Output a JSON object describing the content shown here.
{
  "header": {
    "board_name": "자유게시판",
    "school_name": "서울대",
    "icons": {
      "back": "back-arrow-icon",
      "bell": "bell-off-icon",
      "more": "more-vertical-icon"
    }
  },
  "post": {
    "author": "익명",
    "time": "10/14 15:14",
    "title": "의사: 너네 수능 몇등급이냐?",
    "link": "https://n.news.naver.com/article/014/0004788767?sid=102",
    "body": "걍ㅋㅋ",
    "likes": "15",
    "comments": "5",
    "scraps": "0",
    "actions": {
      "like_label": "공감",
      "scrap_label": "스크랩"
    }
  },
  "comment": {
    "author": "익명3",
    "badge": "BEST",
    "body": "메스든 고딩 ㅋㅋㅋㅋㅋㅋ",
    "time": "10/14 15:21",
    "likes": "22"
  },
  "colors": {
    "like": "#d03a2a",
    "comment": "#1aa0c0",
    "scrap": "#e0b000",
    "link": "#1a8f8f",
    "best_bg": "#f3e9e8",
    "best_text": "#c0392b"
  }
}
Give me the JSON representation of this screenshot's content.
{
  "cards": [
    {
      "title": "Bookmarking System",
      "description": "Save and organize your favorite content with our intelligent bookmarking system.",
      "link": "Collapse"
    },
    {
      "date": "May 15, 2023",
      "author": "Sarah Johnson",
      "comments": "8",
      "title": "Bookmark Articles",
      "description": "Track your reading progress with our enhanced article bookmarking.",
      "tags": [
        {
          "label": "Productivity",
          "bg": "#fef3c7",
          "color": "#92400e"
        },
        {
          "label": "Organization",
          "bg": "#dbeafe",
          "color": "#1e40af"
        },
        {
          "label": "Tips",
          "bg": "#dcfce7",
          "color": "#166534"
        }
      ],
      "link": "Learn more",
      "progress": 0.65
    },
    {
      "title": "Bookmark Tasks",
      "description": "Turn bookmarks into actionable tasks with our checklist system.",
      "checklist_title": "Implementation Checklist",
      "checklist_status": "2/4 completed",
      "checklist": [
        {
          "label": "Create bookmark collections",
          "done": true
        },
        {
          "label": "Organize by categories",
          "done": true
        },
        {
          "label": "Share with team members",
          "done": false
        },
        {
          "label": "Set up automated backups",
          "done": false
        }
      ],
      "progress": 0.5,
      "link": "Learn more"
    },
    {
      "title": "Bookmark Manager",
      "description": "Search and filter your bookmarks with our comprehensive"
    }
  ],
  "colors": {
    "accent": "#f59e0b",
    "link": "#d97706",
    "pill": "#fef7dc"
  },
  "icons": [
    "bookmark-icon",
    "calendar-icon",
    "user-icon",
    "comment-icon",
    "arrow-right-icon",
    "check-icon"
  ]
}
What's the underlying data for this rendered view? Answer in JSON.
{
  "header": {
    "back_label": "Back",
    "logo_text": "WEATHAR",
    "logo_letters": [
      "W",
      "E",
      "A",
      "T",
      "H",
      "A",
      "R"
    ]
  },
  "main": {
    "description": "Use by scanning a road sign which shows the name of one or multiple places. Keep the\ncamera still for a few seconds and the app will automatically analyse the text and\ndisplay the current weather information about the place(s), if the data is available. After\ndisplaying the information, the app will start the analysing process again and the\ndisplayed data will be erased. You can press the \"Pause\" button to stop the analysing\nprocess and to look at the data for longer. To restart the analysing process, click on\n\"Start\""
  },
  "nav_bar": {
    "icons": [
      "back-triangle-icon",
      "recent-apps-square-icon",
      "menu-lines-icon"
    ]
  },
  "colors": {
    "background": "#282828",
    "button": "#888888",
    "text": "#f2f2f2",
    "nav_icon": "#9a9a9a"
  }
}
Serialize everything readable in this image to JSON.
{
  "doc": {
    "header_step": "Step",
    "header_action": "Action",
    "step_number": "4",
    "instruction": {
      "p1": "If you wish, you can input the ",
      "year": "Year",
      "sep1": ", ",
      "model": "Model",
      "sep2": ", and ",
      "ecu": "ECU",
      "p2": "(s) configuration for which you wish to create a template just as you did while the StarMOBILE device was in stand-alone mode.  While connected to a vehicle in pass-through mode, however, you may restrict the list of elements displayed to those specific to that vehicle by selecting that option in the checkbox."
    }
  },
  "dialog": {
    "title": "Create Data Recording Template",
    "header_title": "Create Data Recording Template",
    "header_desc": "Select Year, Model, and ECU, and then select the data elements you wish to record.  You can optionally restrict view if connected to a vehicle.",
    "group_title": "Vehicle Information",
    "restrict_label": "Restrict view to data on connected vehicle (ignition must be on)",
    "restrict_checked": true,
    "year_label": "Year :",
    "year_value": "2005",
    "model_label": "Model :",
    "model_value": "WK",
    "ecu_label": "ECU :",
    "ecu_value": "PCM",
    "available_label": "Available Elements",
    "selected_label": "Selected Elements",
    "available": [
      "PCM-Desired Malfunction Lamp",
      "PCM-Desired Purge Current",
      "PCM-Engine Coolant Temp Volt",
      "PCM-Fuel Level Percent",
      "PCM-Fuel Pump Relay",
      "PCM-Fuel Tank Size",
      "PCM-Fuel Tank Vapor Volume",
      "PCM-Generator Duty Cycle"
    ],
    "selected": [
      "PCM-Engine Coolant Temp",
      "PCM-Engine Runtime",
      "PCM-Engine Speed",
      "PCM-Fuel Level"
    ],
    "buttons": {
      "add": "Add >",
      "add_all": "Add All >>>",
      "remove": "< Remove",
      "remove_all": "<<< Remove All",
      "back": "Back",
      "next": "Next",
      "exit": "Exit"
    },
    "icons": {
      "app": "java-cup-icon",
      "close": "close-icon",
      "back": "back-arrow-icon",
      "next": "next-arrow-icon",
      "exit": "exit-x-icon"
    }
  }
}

Your goal - Copy out every line that includes the word "with".

Result -
      "description": "Save and organize your favorite content with our intelligent bookmarking system.",
      "description": "Track your reading progress with our enhanced article bookmarking.",
      "description": "Turn bookmarks into actionable tasks with our checklist system.",
          "label": "Share with team members",
      "description": "Search and filter your bookmarks with our comprehensive"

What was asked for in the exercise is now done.